* TASK GOAL
Each entry below is to be extracted exactly.

>> start PROVIDED INFORMATION

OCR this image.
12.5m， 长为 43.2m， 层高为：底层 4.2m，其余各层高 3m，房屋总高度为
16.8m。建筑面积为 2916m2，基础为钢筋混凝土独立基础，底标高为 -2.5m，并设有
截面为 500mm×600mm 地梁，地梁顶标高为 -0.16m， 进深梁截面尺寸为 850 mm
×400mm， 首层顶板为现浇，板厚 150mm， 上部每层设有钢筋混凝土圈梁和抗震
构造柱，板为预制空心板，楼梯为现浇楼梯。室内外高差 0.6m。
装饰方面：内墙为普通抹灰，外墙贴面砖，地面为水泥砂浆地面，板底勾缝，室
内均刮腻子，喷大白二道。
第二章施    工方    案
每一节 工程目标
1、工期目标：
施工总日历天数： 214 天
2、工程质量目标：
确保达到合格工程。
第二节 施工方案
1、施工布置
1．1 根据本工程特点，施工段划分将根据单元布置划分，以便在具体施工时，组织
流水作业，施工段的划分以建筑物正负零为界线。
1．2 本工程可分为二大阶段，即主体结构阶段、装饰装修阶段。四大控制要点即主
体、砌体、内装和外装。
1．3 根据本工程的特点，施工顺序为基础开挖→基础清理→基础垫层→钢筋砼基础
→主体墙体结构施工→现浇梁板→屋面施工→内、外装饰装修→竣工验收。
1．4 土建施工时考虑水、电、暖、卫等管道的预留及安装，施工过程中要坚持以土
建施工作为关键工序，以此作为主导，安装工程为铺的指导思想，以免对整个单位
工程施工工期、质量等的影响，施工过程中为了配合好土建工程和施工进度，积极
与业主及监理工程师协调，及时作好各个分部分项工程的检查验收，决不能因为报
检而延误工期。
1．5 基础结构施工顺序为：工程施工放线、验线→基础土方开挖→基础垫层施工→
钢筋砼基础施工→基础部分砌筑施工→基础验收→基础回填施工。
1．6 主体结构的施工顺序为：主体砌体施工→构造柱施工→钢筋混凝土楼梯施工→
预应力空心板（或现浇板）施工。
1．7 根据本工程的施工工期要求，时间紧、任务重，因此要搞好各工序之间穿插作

>> end PROVIDED INFORMATION

* FULL RESPONSE
OCR this image.
12.5m， 长为 43.2m， 层高为：底层 4.2m，其余各层高 3m，房屋总高度为
16.8m。建筑面积为 2916m2，基础为钢筋混凝土独立基础，底标高为 -2.5m，并设有
截面为 500mm×600mm 地梁，地梁顶标高为 -0.16m， 进深梁截面尺寸为 850 mm
×400mm， 首层顶板为现浇，板厚 150mm， 上部每层设有钢筋混凝土圈梁和抗震
构造柱，板为预制空心板，楼梯为现浇楼梯。室内外高差 0.6m。
装饰方面：内墙为普通抹灰，外墙贴面砖，地面为水泥砂浆地面，板底勾缝，室
内均刮腻子，喷大白二道。
第二章施    工方    案
每一节 工程目标
1、工期目标：
施工总日历天数： 214 天
2、工程质量目标：
确保达到合格工程。
第二节 施工方案
1、施工布置
1．1 根据本工程特点，施工段划分将根据单元布置划分，以便在具体施工时，组织
流水作业，施工段的划分以建筑物正负零为界线。
1．2 本工程可分为二大阶段，即主体结构阶段、装饰装修阶段。四大控制要点即主
体、砌体、内装和外装。
1．3 根据本工程的特点，施工顺序为基础开挖→基础清理→基础垫层→钢筋砼基础
→主体墙体结构施工→现浇梁板→屋面施工→内、外装饰装修→竣工验收。
1．4 土建施工时考虑水、电、暖、卫等管道的预留及安装，施工过程中要坚持以土
建施工作为关键工序，以此作为主导，安装工程为铺的指导思想，以免对整个单位
工程施工工期、质量等的影响，施工过程中为了配合好土建工程和施工进度，积极
与业主及监理工程师协调，及时作好各个分部分项工程的检查验收，决不能因为报
检而延误工期。
1．5 基础结构施工顺序为：工程施工放线、验线→基础土方开挖→基础垫层施工→
钢筋砼基础施工→基础部分砌筑施工→基础验收→基础回填施工。
1．6 主体结构的施工顺序为：主体砌体施工→构造柱施工→钢筋混凝土楼梯施工→
预应力空心板（或现浇板）施工。
1．7 根据本工程的施工工期要求，时间紧、任务重，因此要搞好各工序之间穿插作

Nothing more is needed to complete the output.